--- Start Material provided ---

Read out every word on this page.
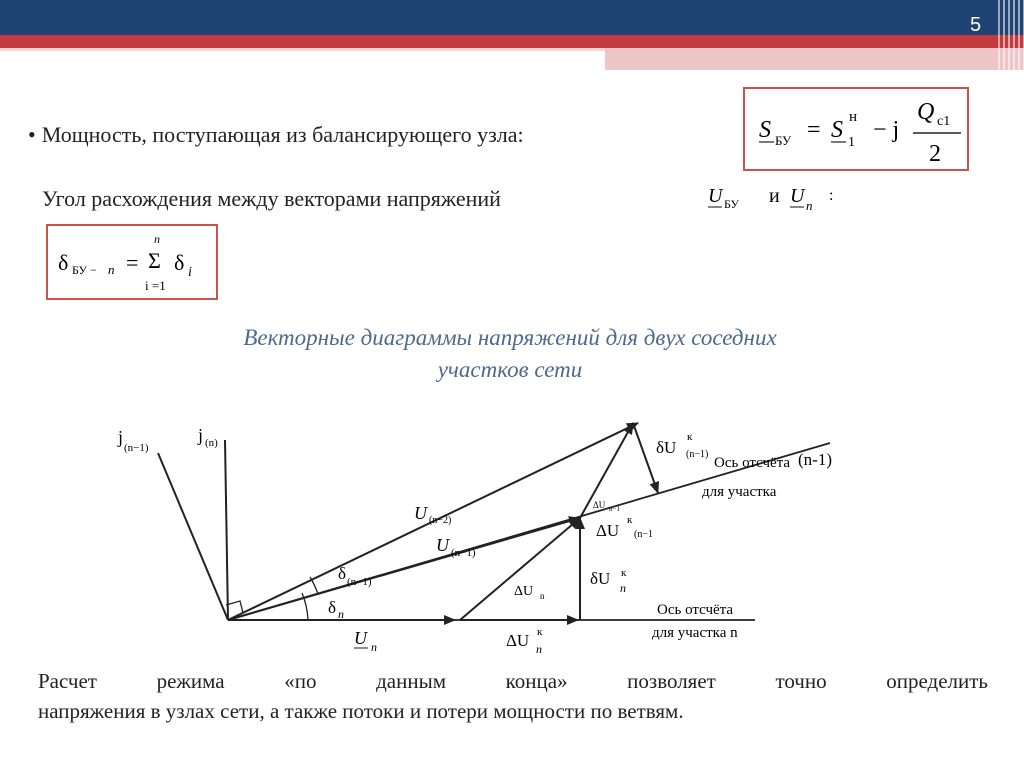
5
• Мощность, поступающая из балансирующего узла:	S БУ = S н
1 − j
Q c1
2
Угол расхождения между векторами напряжений	U БУ и U n
:
δ БУ − n =
n
Σ
i =1
δ i
Векторные диаграммы напряжений для двух соседних
участков сети
j
(n−1)
j (n)	δU
к
(n−1)
Ось отсчёта (n-1)
для участка
U (n−2)
ΔU n−1
ΔU
к
(n−1
U (n−1)
δ (n−1)
ΔU n
δU к
n
δ n	Ось отсчёта
для участка n
U n	ΔU к
n
Расчет режима «по данным конца» позволяет точно определить
напряжения в узлах сети, а также потоки и потери мощности по ветвям.
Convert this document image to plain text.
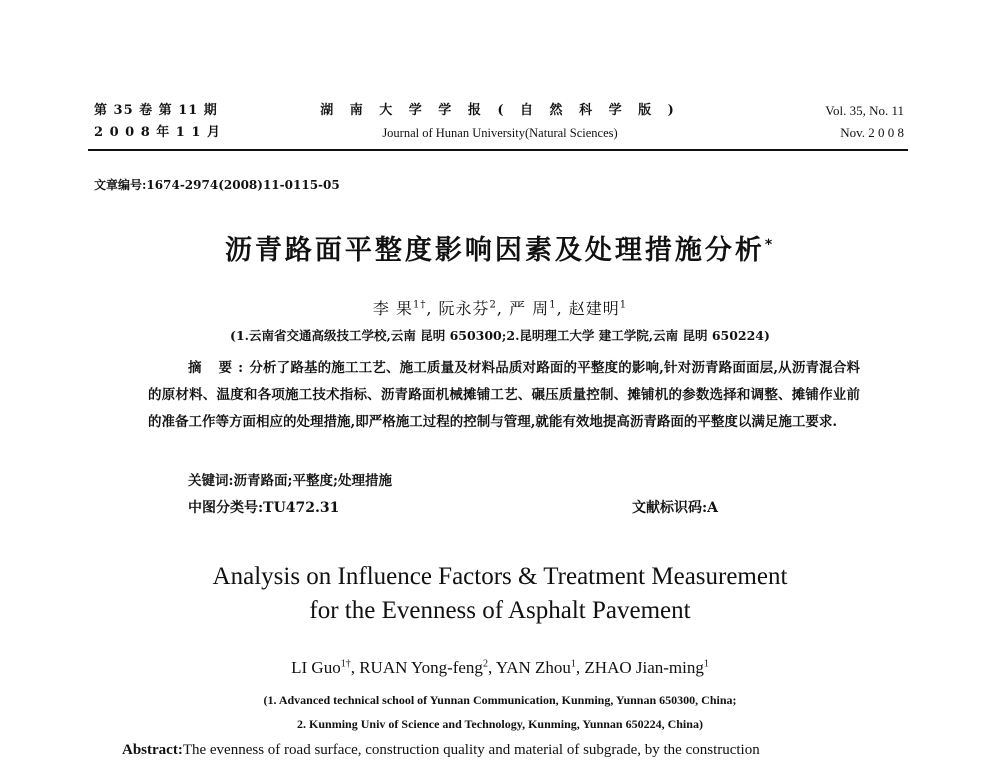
第 35 卷 第 11 期
2 0 0 8 年 1 1 月
湖 南 大 学 学 报 ( 自 然 科 学 版 )
Journal of Hunan University(Natural Sciences)
Vol. 35, No. 11
Nov. 2 0 0 8
文章编号:1674-2974(2008)11-0115-05
沥青路面平整度影响因素及处理措施分析*
李 果$^{1\dagger}$, 阮永芬$^2$, 严 周$^1$, 赵建明$^1$
(1.云南省交通高级技工学校,云南 昆明 650300;2.昆明理工大学 建工学院,云南 昆明 650224)
摘 要:分析了路基的施工工艺、施工质量及材料品质对路面的平整度的影响,针对沥青路面面层,从沥青混合料的原材料、温度和各项施工技术指标、沥青路面机械摊铺工艺、碾压质量控制、摊铺机的参数选择和调整、摊铺作业前的准备工作等方面相应的处理措施,即严格施工过程的控制与管理,就能有效地提高沥青路面的平整度以满足施工要求.
关键词:沥青路面;平整度;处理措施
中图分类号:TU472.31	文献标识码:A
Analysis on Influence Factors & Treatment Measurement
for the Evenness of Asphalt Pavement
LI Guo$^{1\dagger}$, RUAN Yong-feng$^2$, YAN Zhou$^1$, ZHAO Jian-ming$^1$
(1. Advanced technical school of Yunnan Communication, Kunming, Yunnan 650300, China;
2. Kunming Univ of Science and Technology, Kunming, Yunnan 650224, China)
Abstract:The evenness of road surface, construction quality and material of subgrade, by the construction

--- End Material provided ---

Exercise task: Extract only the lines from the line containing "Convert this document image to plain text." through the final line of the listing above, unchanged; pictures stay out of the copy.

Written response:
Convert this document image to plain text.
第 35 卷 第 11 期
2 0 0 8 年 1 1 月
湖 南 大 学 学 报 ( 自 然 科 学 版 )
Journal of Hunan University(Natural Sciences)
Vol. 35, No. 11
Nov. 2 0 0 8
文章编号:1674-2974(2008)11-0115-05
沥青路面平整度影响因素及处理措施分析*
李 果$^{1\dagger}$, 阮永芬$^2$, 严 周$^1$, 赵建明$^1$
(1.云南省交通高级技工学校,云南 昆明 650300;2.昆明理工大学 建工学院,云南 昆明 650224)
摘 要:分析了路基的施工工艺、施工质量及材料品质对路面的平整度的影响,针对沥青路面面层,从沥青混合料的原材料、温度和各项施工技术指标、沥青路面机械摊铺工艺、碾压质量控制、摊铺机的参数选择和调整、摊铺作业前的准备工作等方面相应的处理措施,即严格施工过程的控制与管理,就能有效地提高沥青路面的平整度以满足施工要求.
关键词:沥青路面;平整度;处理措施
中图分类号:TU472.31	文献标识码:A
Analysis on Influence Factors & Treatment Measurement
for the Evenness of Asphalt Pavement
LI Guo$^{1\dagger}$, RUAN Yong-feng$^2$, YAN Zhou$^1$, ZHAO Jian-ming$^1$
(1. Advanced technical school of Yunnan Communication, Kunming, Yunnan 650300, China;
2. Kunming Univ of Science and Technology, Kunming, Yunnan 650224, China)
Abstract:The evenness of road surface, construction quality and material of subgrade, by the construction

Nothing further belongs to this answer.